**Task:**
Return all of the data exactly as written, without the pictures.

**Data shown:**
- - - - - - -

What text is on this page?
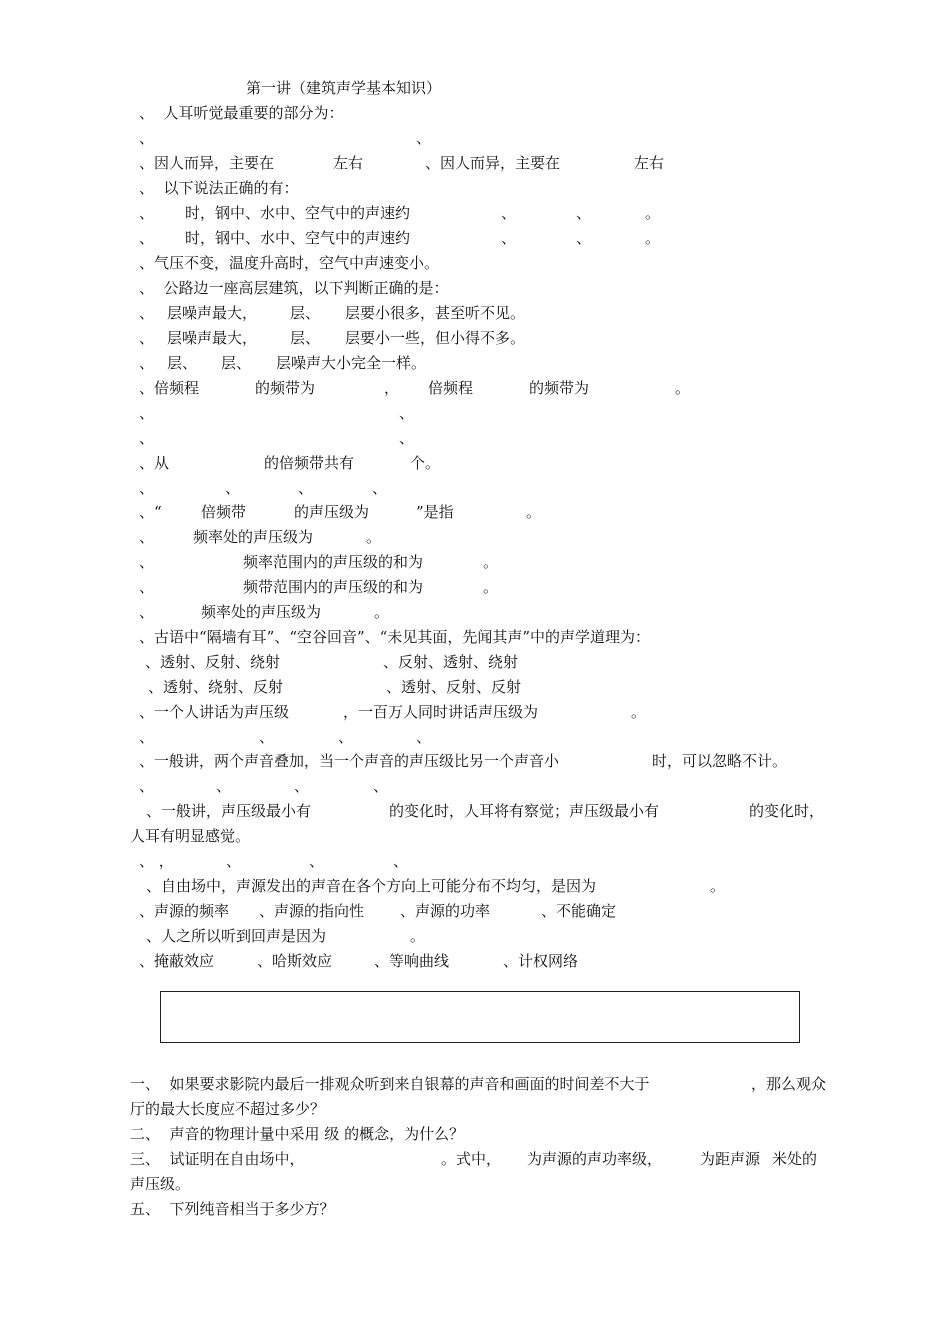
第一讲（建筑声学基本知识）
、  人耳听觉最重要的部分为：
、	、
、因人而异，主要在	左右	、因人而异，主要在	左右
、  以下说法正确的有：
、 时，钢中、水中、空气中的声速约	、	、	。
、 时，钢中、水中、空气中的声速约	、	、	。
、气压不变，温度升高时，空气中声速变小。
、  公路边一座高层建筑，以下判断正确的是：
、 层噪声最大， 层、 层要小很多，甚至听不见。
、 层噪声最大， 层、 层要小一些，但小得不多。
、 层、 层、 层噪声大小完全一样。
、倍频程	的频带为	， 倍频程	的频带为	。
、	、
、	、
、从	的倍频带共有	个。
、	、	、	、
、“	倍频带	的声压级为	”是指	。
、	频率处的声压级为	。
、	频率范围内的声压级的和为	。
、	频带范围内的声压级的和为	。
、	频率处的声压级为	。
、古语中“隔墙有耳”、“空谷回音”、“未见其面，先闻其声”中的声学道理为：
、透射、反射、绕射	、反射、透射、绕射
、透射、绕射、反射	、透射、反射、反射
、一个人讲话为声压级	，一百万人同时讲话声压级为	。
、	、	、	、
、一般讲，两个声音叠加，当一个声音的声压级比另一个声音小	时，可以忽略不计。
、	、	、	、
、一般讲，声压级最小有	的变化时，人耳将有察觉；声压级最小有	的变化时，
人耳有明显感觉。
、 ，	、	、	、
、自由场中，声源发出的声音在各个方向上可能分布不均匀，是因为	。
、声源的频率 、声源的指向性 、声源的功率	、不能确定
、人之所以听到回声是因为	。
、掩蔽效应	、哈斯效应	、等响曲线	、计权网络
一、  如果要求影院内最后一排观众听到来自银幕的声音和画面的时间差不大于	，那么观众
厅的最大长度应不超过多少？
二、  声音的物理计量中采用 级 的概念，为什么？
三、  试证明在自由场中，	。式中， 为声源的声功率级，	为距声源 米处的
声压级。
五、  下列纯音相当于多少方？
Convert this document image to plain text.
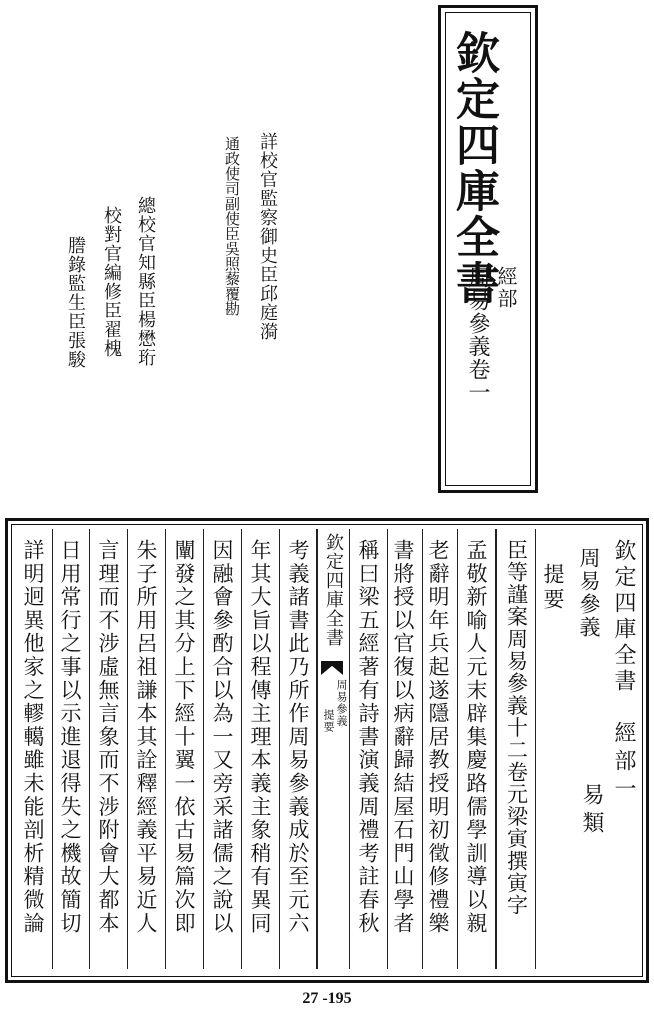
欽定四庫全書
經部
周易參義卷一
詳校官監察御史臣邱庭漪
通政使司副使臣吳照藜覆勘
總校官知縣臣楊懋珩
校對官編修臣翟槐
謄錄監生臣張駿
欽定四庫全書
周易參義
提要
經部一
易類
臣等謹案周易參義十二卷元梁寅撰寅字
孟敬新喻人元末辟集慶路儒學訓導以親
老辭明年兵起遂隱居教授明初徵修禮樂
書將授以官復以病辭歸結屋石門山學者
稱曰梁五經著有詩書演義周禮考註春秋
欽定四庫全書
周易參義
提要
考義諸書此乃所作周易參義成於至元六
年其大旨以程傳主理本義主象稍有異同
因融會參酌合以為一又旁采諸儒之說以
闡發之其分上下經十翼一依古易篇次即
朱子所用呂祖謙本其詮釋經義平易近人
言理而不涉虛無言象而不涉附會大都本
日用常行之事以示進退得失之機故簡切
詳明迥異他家之轇轕雖未能剖析精微論
27 -195
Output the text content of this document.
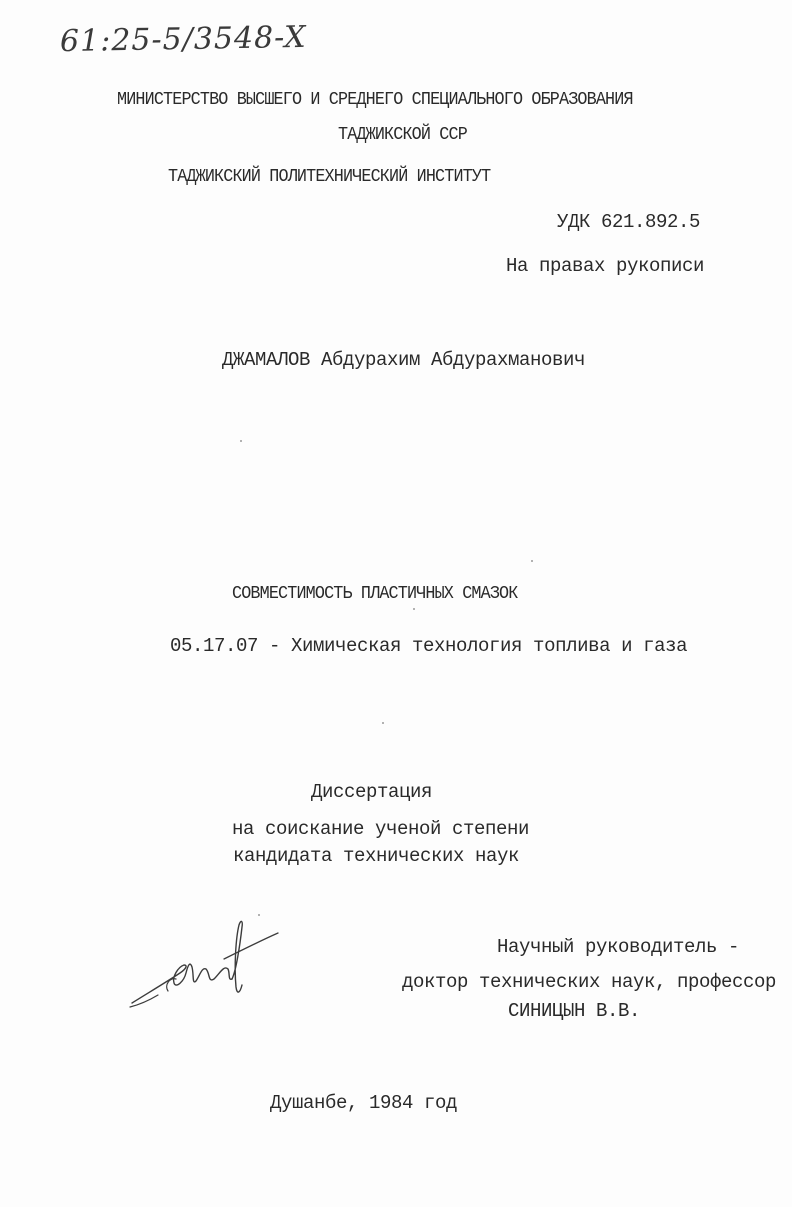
61:25-5/3548-X
МИНИСТЕРСТВО ВЫСШЕГО И СРЕДНЕГО СПЕЦИАЛЬНОГО ОБРАЗОВАНИЯ
ТАДЖИКСКОЙ ССР
ТАДЖИКСКИЙ ПОЛИТЕХНИЧЕСКИЙ ИНСТИТУТ
УДК 621.892.5
На правах рукописи
ДЖАМАЛОВ Абдурахим Абдурахманович
СОВМЕСТИМОСТЬ ПЛАСТИЧНЫХ СМАЗОК
05.17.07 - Химическая технология топлива и газа
Диссертация
на соискание ученой степени
кандидата технических наук
Научный руководитель -
доктор технических наук, профессор
СИНИЦЫН В.В.
Душанбе, 1984 год
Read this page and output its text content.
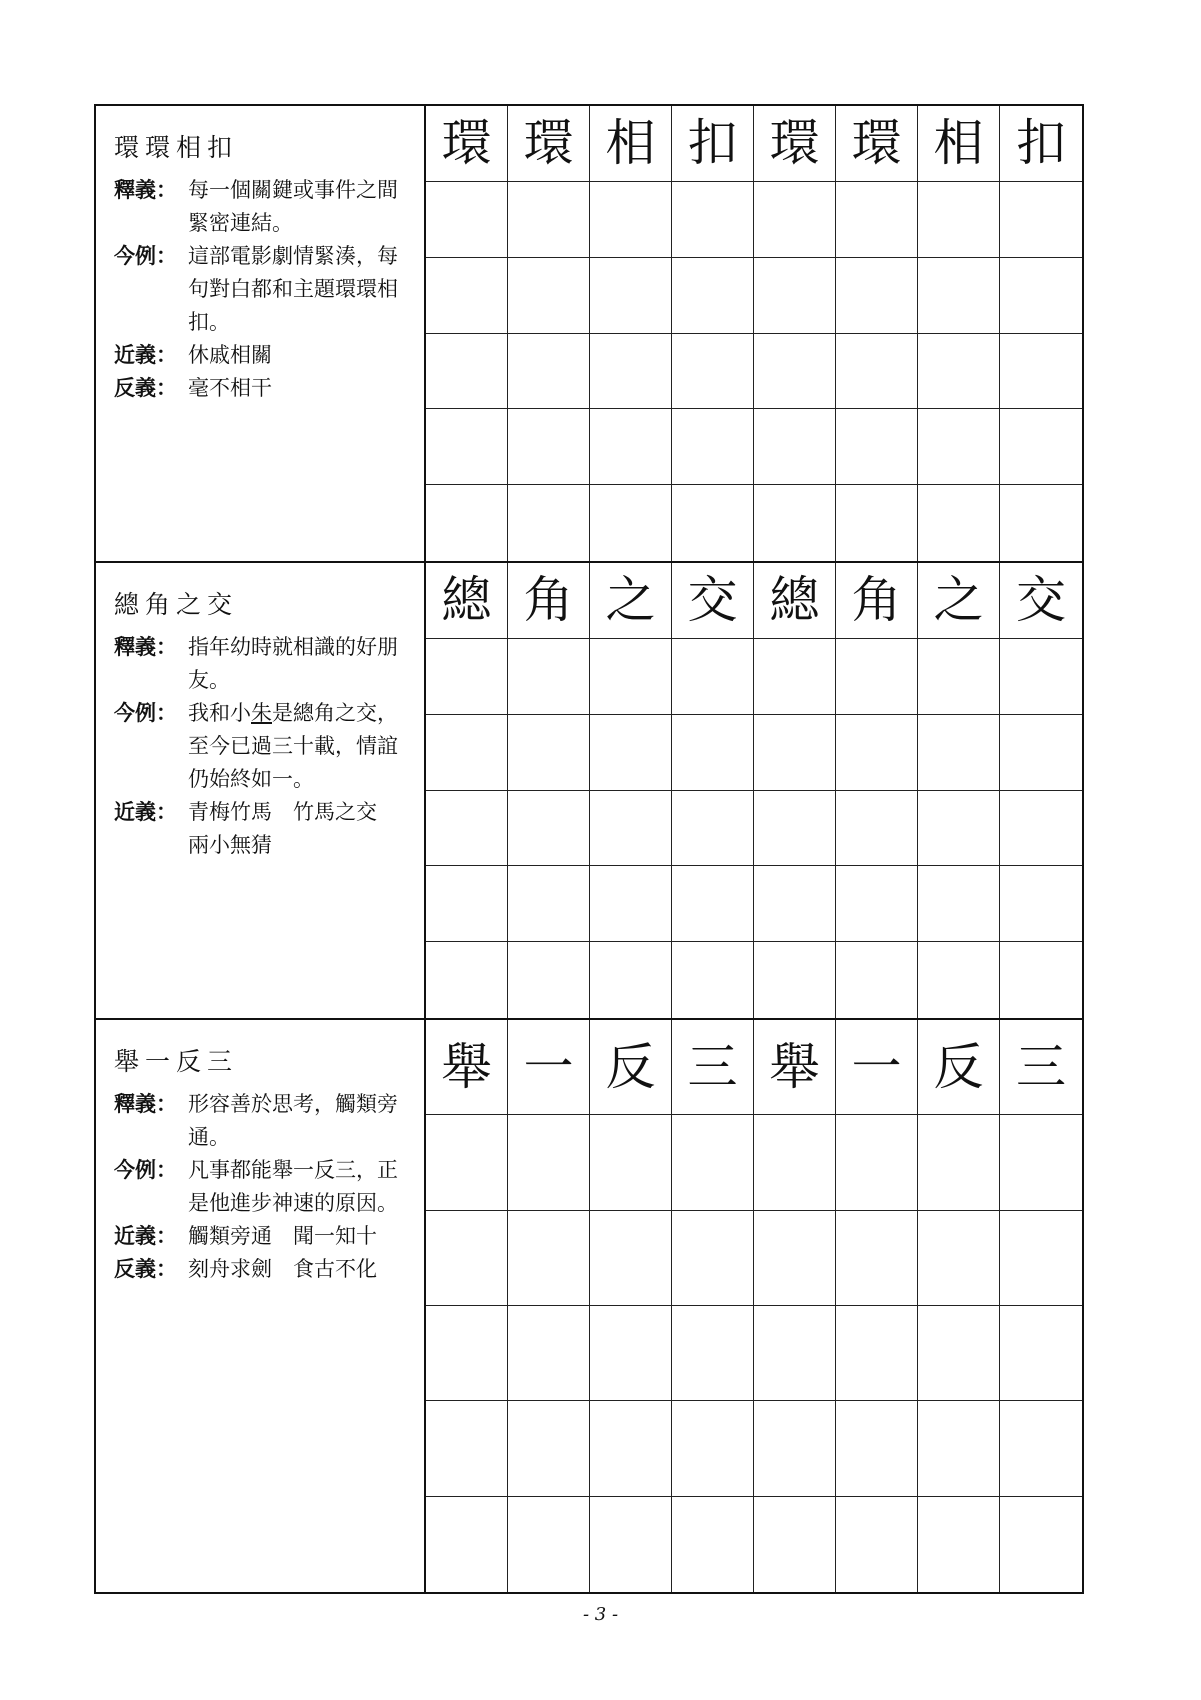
環環相扣
釋義： 每一個關鍵或事件之間緊密連結。
今例： 這部電影劇情緊湊，每句對白都和主題環環相扣。
近義： 休戚相關
反義： 毫不相干
環 環 相 扣 環 環 相 扣
總角之交
釋義： 指年幼時就相識的好朋友。
今例： 我和小朱是總角之交，至今已過三十載，情誼仍始終如一。
近義： 青梅竹馬　竹馬之交　兩小無猜
總 角 之 交 總 角 之 交
舉一反三
釋義： 形容善於思考，觸類旁通。
今例： 凡事都能舉一反三，正是他進步神速的原因。
近義： 觸類旁通　聞一知十
反義： 刻舟求劍　食古不化
舉 一 反 三 舉 一 反 三
- 3 -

- - - - - - -

**Full response:**
What text is on this page?
第一讲（建筑声学基本知识）
、  人耳听觉最重要的部分为：
、	、
、因人而异，主要在	左右	、因人而异，主要在	左右
、  以下说法正确的有：
、 时，钢中、水中、空气中的声速约	、	、	。
、 时，钢中、水中、空气中的声速约	、	、	。
、气压不变，温度升高时，空气中声速变小。
、  公路边一座高层建筑，以下判断正确的是：
、 层噪声最大， 层、 层要小很多，甚至听不见。
、 层噪声最大， 层、 层要小一些，但小得不多。
、 层、 层、 层噪声大小完全一样。
、倍频程	的频带为	， 倍频程	的频带为	。
、	、
、	、
、从	的倍频带共有	个。
、	、	、	、
、“	倍频带	的声压级为	”是指	。
、	频率处的声压级为	。
、	频率范围内的声压级的和为	。
、	频带范围内的声压级的和为	。
、	频率处的声压级为	。
、古语中“隔墙有耳”、“空谷回音”、“未见其面，先闻其声”中的声学道理为：
、透射、反射、绕射	、反射、透射、绕射
、透射、绕射、反射	、透射、反射、反射
、一个人讲话为声压级	，一百万人同时讲话声压级为	。
、	、	、	、
、一般讲，两个声音叠加，当一个声音的声压级比另一个声音小	时，可以忽略不计。
、	、	、	、
、一般讲，声压级最小有	的变化时，人耳将有察觉；声压级最小有	的变化时，
人耳有明显感觉。
、 ，	、	、	、
、自由场中，声源发出的声音在各个方向上可能分布不均匀，是因为	。
、声源的频率 、声源的指向性 、声源的功率	、不能确定
、人之所以听到回声是因为	。
、掩蔽效应	、哈斯效应	、等响曲线	、计权网络
一、  如果要求影院内最后一排观众听到来自银幕的声音和画面的时间差不大于	，那么观众
厅的最大长度应不超过多少？
二、  声音的物理计量中采用 级 的概念，为什么？
三、  试证明在自由场中，	。式中， 为声源的声功率级，	为距声源 米处的
声压级。
五、  下列纯音相当于多少方？
Convert this document image to plain text.
欽定四庫全書
經部
周易參義卷一
詳校官監察御史臣邱庭漪
通政使司副使臣吳照藜覆勘
總校官知縣臣楊懋珩
校對官編修臣翟槐
謄錄監生臣張駿
欽定四庫全書
周易參義
提要
經部一
易類
臣等謹案周易參義十二卷元梁寅撰寅字
孟敬新喻人元末辟集慶路儒學訓導以親
老辭明年兵起遂隱居教授明初徵修禮樂
書將授以官復以病辭歸結屋石門山學者
稱曰梁五經著有詩書演義周禮考註春秋
欽定四庫全書
周易參義
提要
考義諸書此乃所作周易參義成於至元六
年其大旨以程傳主理本義主象稍有異同
因融會參酌合以為一又旁采諸儒之說以
闡發之其分上下經十翼一依古易篇次即
朱子所用呂祖謙本其詮釋經義平易近人
言理而不涉虛無言象而不涉附會大都本
日用常行之事以示進退得失之機故簡切
詳明迥異他家之轇轕雖未能剖析精微論
27 -195
Output the text content of this document.
61:25-5/3548-X
МИНИСТЕРСТВО ВЫСШЕГО И СРЕДНЕГО СПЕЦИАЛЬНОГО ОБРАЗОВАНИЯ
ТАДЖИКСКОЙ ССР
ТАДЖИКСКИЙ ПОЛИТЕХНИЧЕСКИЙ ИНСТИТУТ
УДК 621.892.5
На правах рукописи
ДЖАМАЛОВ Абдурахим Абдурахманович
СОВМЕСТИМОСТЬ ПЛАСТИЧНЫХ СМАЗОК
05.17.07 - Химическая технология топлива и газа
Диссертация
на соискание ученой степени
кандидата технических наук
Научный руководитель -
доктор технических наук, профессор
СИНИЦЫН В.В.
Душанбе, 1984 год
Read this page and output its text content.
環環相扣
釋義： 每一個關鍵或事件之間緊密連結。
今例： 這部電影劇情緊湊，每句對白都和主題環環相扣。
近義： 休戚相關
反義： 毫不相干
環 環 相 扣 環 環 相 扣
總角之交
釋義： 指年幼時就相識的好朋友。
今例： 我和小朱是總角之交，至今已過三十載，情誼仍始終如一。
近義： 青梅竹馬　竹馬之交　兩小無猜
總 角 之 交 總 角 之 交
舉一反三
釋義： 形容善於思考，觸類旁通。
今例： 凡事都能舉一反三，正是他進步神速的原因。
近義： 觸類旁通　聞一知十
反義： 刻舟求劍　食古不化
舉 一 反 三 舉 一 反 三
- 3 -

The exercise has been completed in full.